> _Requirements_
Please pull out every line that includes the string "aPTT".

> _Extracted data_
- - - - - - -

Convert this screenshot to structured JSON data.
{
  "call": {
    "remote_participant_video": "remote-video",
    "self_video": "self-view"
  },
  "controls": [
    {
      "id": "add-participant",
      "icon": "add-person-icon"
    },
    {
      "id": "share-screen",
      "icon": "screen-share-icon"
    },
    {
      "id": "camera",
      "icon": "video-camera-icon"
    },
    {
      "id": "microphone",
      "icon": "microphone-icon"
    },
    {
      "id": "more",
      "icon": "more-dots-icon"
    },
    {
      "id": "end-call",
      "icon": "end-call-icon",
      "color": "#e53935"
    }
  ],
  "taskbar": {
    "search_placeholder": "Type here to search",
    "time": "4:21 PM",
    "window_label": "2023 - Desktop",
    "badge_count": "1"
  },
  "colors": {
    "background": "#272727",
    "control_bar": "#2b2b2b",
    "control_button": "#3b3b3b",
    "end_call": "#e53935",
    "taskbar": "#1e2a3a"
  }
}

- - - - - - -

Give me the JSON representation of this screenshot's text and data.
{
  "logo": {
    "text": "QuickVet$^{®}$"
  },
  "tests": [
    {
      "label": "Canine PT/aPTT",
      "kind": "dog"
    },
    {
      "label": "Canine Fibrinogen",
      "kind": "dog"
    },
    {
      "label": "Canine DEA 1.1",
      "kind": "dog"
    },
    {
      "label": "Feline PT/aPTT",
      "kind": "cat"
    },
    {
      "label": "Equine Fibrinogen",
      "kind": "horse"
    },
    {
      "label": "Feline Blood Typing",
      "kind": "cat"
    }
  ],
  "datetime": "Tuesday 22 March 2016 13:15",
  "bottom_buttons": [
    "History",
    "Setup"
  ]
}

- - - - - - -

> _The reply_
      "label": "Canine PT/aPTT",
      "label": "Feline PT/aPTT",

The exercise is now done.